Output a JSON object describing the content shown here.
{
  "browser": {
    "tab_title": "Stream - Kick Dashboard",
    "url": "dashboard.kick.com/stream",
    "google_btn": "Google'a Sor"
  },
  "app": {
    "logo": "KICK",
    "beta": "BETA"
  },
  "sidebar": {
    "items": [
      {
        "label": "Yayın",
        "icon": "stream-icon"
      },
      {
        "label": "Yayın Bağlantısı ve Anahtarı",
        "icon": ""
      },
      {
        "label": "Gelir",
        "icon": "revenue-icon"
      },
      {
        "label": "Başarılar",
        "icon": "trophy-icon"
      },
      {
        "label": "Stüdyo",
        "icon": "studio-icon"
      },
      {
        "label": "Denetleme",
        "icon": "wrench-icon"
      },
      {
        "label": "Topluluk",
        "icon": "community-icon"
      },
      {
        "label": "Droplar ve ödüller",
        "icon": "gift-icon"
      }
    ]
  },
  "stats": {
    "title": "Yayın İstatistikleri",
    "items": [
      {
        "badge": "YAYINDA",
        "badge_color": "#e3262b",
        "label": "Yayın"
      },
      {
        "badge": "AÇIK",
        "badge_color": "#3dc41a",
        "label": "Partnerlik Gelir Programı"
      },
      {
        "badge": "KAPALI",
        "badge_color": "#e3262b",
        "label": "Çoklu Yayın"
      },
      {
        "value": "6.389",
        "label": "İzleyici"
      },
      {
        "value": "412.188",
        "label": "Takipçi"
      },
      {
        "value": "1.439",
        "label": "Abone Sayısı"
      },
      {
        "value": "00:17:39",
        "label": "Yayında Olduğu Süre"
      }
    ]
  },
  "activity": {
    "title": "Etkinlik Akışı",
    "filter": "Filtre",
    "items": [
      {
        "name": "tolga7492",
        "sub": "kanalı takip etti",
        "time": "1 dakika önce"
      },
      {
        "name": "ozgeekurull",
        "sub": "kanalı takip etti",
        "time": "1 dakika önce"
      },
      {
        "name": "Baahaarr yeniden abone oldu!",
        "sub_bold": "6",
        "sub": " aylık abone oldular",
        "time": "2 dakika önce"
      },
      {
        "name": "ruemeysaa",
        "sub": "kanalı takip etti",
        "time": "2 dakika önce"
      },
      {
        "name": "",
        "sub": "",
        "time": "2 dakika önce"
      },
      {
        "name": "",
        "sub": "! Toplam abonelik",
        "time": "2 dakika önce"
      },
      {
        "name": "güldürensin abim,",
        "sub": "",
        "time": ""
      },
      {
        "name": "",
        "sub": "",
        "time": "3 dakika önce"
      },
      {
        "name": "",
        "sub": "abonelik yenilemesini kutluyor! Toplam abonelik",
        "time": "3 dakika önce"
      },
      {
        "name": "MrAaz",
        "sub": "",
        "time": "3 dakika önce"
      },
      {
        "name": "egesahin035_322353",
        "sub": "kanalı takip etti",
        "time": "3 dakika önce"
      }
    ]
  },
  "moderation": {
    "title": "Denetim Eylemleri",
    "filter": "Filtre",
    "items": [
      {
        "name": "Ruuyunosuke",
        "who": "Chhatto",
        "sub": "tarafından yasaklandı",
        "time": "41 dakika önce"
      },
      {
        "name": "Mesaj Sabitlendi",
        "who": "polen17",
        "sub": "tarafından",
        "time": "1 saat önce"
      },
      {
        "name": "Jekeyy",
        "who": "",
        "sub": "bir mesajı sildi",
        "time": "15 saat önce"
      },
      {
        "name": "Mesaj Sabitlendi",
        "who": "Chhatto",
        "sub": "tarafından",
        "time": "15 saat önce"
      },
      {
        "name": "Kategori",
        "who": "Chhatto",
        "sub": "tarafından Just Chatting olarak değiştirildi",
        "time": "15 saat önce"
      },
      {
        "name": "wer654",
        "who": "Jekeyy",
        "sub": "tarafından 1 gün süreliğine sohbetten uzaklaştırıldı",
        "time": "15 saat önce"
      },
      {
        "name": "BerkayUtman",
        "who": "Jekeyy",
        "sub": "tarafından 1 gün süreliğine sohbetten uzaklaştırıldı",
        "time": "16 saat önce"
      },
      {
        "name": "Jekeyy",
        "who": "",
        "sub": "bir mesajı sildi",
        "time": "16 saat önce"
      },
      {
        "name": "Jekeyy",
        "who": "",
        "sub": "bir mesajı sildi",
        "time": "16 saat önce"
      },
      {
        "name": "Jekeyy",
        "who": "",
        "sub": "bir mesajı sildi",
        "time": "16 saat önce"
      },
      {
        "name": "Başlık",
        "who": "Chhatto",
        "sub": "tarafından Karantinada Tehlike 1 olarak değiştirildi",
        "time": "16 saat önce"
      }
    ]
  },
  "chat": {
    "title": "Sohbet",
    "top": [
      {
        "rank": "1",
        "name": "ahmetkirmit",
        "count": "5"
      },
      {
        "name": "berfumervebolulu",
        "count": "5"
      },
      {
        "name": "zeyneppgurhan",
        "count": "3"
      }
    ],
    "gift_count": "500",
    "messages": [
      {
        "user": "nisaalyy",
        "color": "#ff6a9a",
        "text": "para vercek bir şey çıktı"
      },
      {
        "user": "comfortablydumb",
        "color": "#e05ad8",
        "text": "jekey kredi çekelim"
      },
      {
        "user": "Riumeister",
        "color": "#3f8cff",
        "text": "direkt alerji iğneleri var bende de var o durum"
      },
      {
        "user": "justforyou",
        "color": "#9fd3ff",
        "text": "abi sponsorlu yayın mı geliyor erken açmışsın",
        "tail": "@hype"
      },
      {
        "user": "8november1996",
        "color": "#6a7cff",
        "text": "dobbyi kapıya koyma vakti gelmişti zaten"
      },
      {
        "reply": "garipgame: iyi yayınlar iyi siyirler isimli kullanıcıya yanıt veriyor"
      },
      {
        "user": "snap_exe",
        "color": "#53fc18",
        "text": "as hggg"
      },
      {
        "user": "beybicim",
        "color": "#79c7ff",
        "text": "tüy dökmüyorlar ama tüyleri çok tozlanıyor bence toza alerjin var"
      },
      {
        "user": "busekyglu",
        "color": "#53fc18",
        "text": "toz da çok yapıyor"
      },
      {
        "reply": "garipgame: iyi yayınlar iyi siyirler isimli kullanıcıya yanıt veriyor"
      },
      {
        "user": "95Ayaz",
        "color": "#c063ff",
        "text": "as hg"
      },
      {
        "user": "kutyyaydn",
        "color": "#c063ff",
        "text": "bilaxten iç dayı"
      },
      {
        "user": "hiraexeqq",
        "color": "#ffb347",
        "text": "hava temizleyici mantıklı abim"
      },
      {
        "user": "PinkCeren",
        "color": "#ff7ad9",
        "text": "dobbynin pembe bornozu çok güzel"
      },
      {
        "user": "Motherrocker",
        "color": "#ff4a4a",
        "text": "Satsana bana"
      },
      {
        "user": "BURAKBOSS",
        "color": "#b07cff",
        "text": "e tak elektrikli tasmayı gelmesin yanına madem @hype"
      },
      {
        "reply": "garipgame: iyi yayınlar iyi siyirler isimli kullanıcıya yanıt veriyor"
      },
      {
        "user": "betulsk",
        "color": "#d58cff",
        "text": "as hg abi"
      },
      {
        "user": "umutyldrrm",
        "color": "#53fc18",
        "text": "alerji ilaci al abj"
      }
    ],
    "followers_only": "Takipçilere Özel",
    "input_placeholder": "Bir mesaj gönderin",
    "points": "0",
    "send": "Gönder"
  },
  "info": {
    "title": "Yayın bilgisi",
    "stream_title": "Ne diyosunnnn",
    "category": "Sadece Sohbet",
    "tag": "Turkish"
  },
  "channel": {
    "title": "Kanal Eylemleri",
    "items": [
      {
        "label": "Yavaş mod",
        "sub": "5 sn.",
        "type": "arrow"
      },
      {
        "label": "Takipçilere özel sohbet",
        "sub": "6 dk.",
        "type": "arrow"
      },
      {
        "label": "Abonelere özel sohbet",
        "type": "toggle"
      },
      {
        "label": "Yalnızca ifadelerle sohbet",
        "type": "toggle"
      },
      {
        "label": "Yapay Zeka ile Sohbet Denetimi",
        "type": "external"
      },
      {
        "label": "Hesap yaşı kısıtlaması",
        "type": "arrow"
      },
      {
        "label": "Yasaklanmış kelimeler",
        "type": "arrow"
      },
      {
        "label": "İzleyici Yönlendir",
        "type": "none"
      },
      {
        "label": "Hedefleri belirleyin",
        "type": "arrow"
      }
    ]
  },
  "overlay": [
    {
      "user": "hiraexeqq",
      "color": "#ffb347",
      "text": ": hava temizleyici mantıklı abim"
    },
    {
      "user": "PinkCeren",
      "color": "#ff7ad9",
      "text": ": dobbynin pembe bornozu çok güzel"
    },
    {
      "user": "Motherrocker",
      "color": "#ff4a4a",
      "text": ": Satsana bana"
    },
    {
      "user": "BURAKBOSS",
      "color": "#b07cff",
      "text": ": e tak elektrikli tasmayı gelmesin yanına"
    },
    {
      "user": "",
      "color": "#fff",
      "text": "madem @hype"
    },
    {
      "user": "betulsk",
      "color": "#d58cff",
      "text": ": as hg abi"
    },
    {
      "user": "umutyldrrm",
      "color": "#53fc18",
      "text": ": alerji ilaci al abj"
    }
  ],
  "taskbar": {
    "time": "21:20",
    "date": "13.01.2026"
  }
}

——————

→ **Exercise**: Take each line containing the string "Takipçilere" and copy it out.

→ **The completed task**:
    "followers_only": "Takipçilere Özel",
        "label": "Takipçilere özel sohbet",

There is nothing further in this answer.